== Segment start ==

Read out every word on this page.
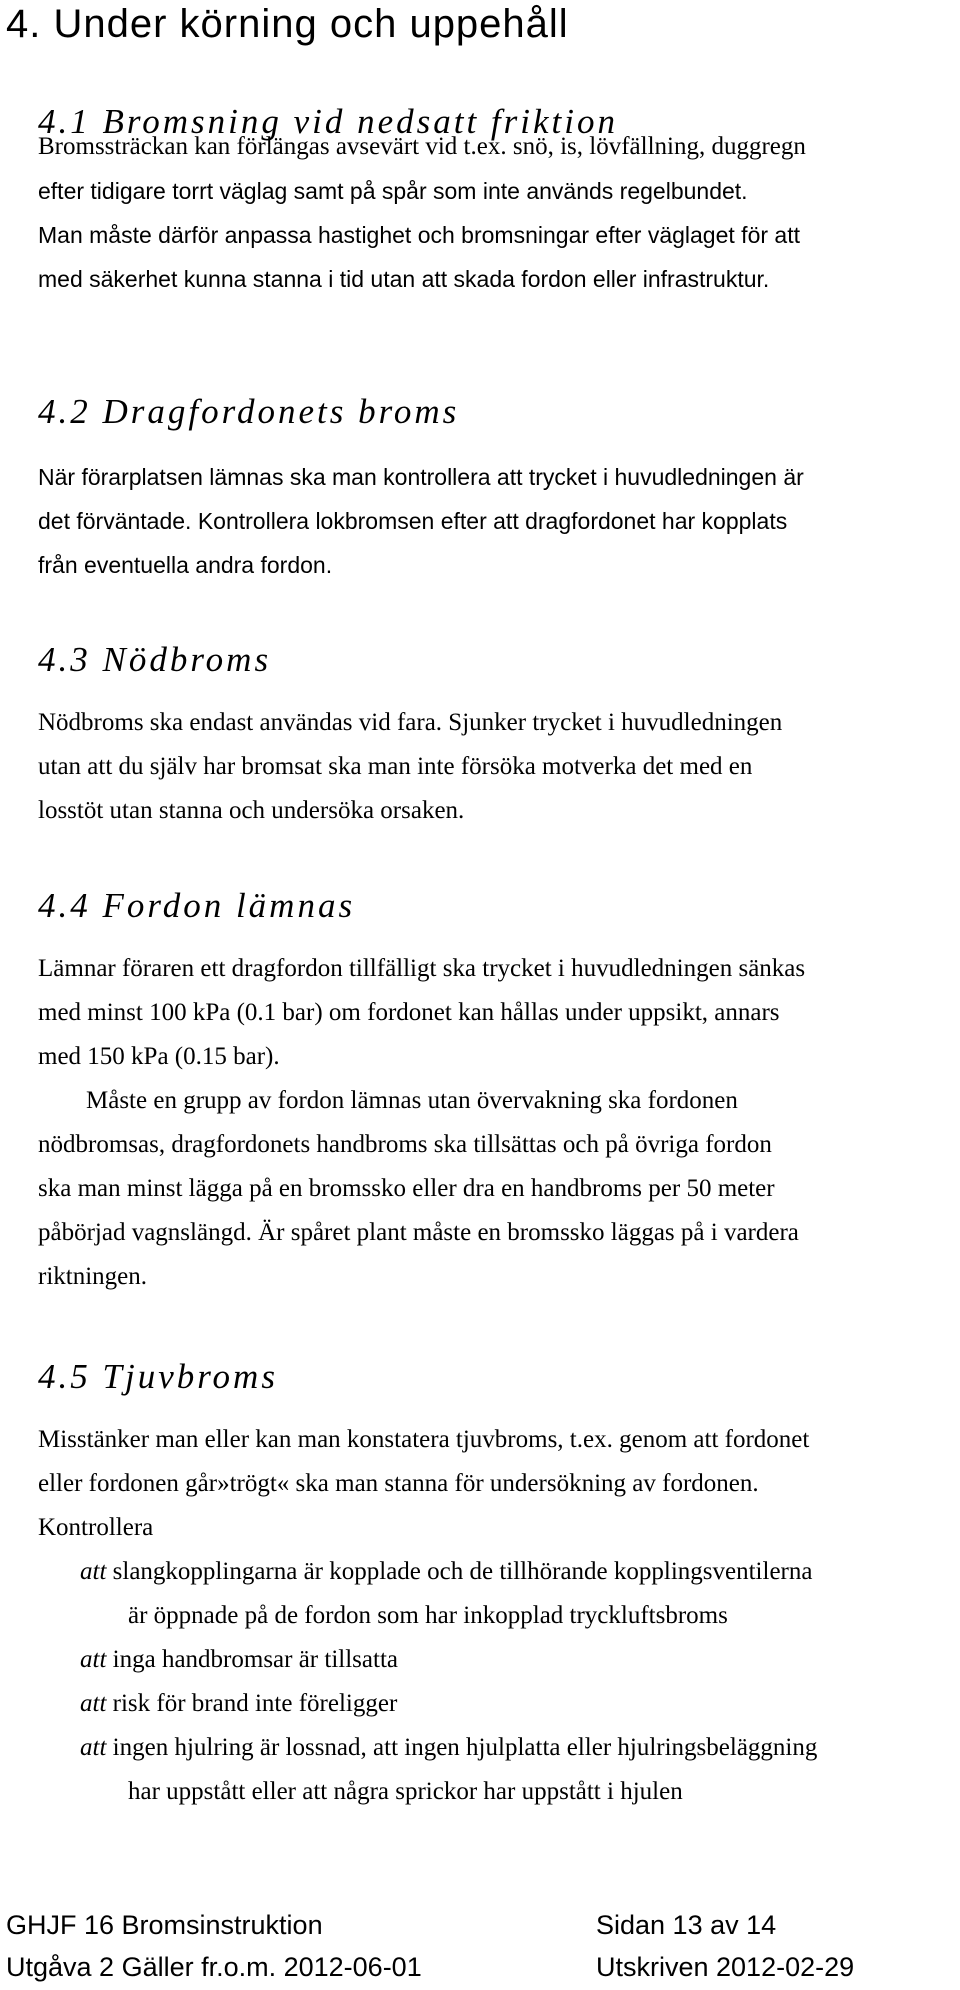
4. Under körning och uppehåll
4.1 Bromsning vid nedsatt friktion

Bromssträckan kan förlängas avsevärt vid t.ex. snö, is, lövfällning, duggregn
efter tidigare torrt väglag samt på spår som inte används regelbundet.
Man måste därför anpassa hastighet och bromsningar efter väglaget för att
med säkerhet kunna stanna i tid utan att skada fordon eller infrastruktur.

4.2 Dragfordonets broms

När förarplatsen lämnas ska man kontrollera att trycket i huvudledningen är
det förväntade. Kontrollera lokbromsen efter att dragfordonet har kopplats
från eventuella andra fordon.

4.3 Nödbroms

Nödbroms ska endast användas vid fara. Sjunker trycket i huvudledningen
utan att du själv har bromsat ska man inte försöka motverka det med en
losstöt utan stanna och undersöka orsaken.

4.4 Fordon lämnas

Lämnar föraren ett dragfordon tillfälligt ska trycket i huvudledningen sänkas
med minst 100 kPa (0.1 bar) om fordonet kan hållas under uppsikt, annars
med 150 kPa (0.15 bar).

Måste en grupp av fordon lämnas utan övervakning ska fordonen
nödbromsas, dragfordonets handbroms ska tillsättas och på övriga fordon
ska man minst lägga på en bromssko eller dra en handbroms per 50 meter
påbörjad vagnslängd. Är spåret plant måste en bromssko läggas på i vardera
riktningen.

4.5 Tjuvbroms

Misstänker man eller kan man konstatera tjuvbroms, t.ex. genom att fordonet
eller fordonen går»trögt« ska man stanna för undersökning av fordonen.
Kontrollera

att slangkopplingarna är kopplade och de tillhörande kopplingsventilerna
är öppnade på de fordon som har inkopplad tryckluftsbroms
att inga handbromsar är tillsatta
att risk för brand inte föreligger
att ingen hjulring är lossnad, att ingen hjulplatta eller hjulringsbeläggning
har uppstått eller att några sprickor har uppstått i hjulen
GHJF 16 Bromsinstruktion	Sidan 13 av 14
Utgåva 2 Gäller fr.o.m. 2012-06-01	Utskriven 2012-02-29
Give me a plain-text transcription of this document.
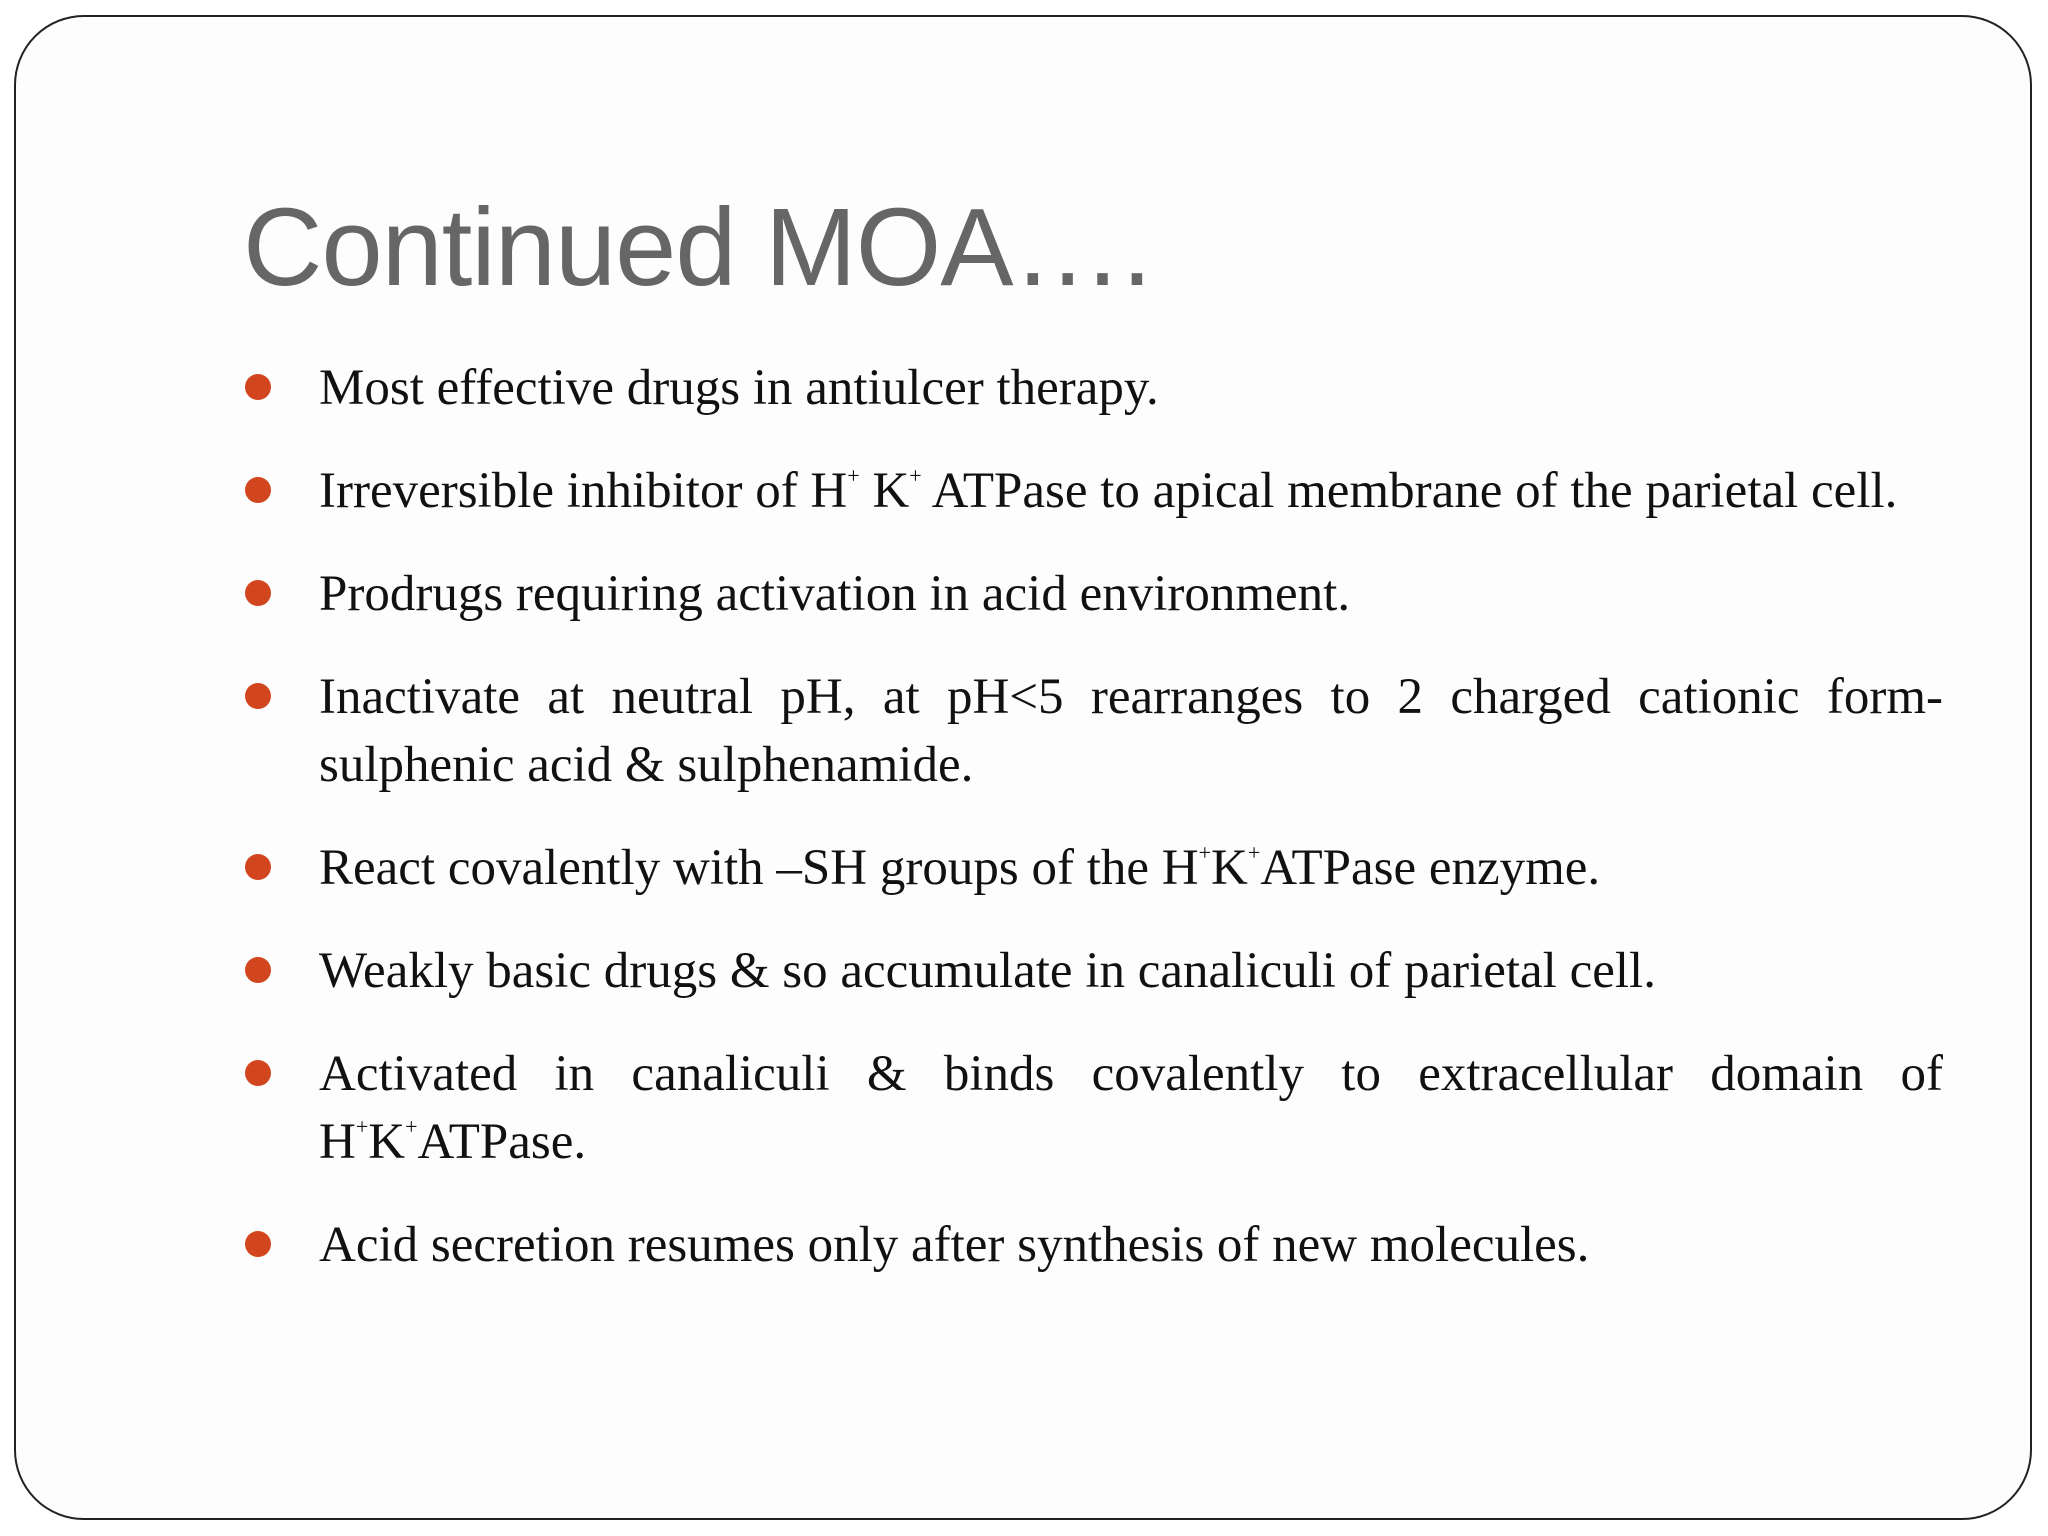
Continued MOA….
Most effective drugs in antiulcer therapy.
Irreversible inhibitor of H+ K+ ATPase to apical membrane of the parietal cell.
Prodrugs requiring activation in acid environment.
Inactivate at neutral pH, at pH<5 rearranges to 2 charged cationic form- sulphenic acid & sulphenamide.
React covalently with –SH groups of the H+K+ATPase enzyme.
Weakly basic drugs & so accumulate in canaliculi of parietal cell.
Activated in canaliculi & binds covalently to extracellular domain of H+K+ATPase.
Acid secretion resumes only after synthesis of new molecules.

== Segment end ==

### Required work:
Each record above must be retyped exactly. Omit the pictures.

### Answer box:
Read out every word on this page.
4. Under körning och uppehåll
4.1 Bromsning vid nedsatt friktion

Bromssträckan kan förlängas avsevärt vid t.ex. snö, is, lövfällning, duggregn
efter tidigare torrt väglag samt på spår som inte används regelbundet.
Man måste därför anpassa hastighet och bromsningar efter väglaget för att
med säkerhet kunna stanna i tid utan att skada fordon eller infrastruktur.

4.2 Dragfordonets broms

När förarplatsen lämnas ska man kontrollera att trycket i huvudledningen är
det förväntade. Kontrollera lokbromsen efter att dragfordonet har kopplats
från eventuella andra fordon.

4.3 Nödbroms

Nödbroms ska endast användas vid fara. Sjunker trycket i huvudledningen
utan att du själv har bromsat ska man inte försöka motverka det med en
losstöt utan stanna och undersöka orsaken.

4.4 Fordon lämnas

Lämnar föraren ett dragfordon tillfälligt ska trycket i huvudledningen sänkas
med minst 100 kPa (0.1 bar) om fordonet kan hållas under uppsikt, annars
med 150 kPa (0.15 bar).

Måste en grupp av fordon lämnas utan övervakning ska fordonen
nödbromsas, dragfordonets handbroms ska tillsättas och på övriga fordon
ska man minst lägga på en bromssko eller dra en handbroms per 50 meter
påbörjad vagnslängd. Är spåret plant måste en bromssko läggas på i vardera
riktningen.

4.5 Tjuvbroms

Misstänker man eller kan man konstatera tjuvbroms, t.ex. genom att fordonet
eller fordonen går»trögt« ska man stanna för undersökning av fordonen.
Kontrollera

att slangkopplingarna är kopplade och de tillhörande kopplingsventilerna
är öppnade på de fordon som har inkopplad tryckluftsbroms
att inga handbromsar är tillsatta
att risk för brand inte föreligger
att ingen hjulring är lossnad, att ingen hjulplatta eller hjulringsbeläggning
har uppstått eller att några sprickor har uppstått i hjulen
GHJF 16 Bromsinstruktion	Sidan 13 av 14
Utgåva 2 Gäller fr.o.m. 2012-06-01	Utskriven 2012-02-29
Give me a plain-text transcription of this document.
Continued MOA….
Most effective drugs in antiulcer therapy.
Irreversible inhibitor of H+ K+ ATPase to apical membrane of the parietal cell.
Prodrugs requiring activation in acid environment.
Inactivate at neutral pH, at pH<5 rearranges to 2 charged cationic form- sulphenic acid & sulphenamide.
React covalently with –SH groups of the H+K+ATPase enzyme.
Weakly basic drugs & so accumulate in canaliculi of parietal cell.
Activated in canaliculi & binds covalently to extracellular domain of H+K+ATPase.
Acid secretion resumes only after synthesis of new molecules.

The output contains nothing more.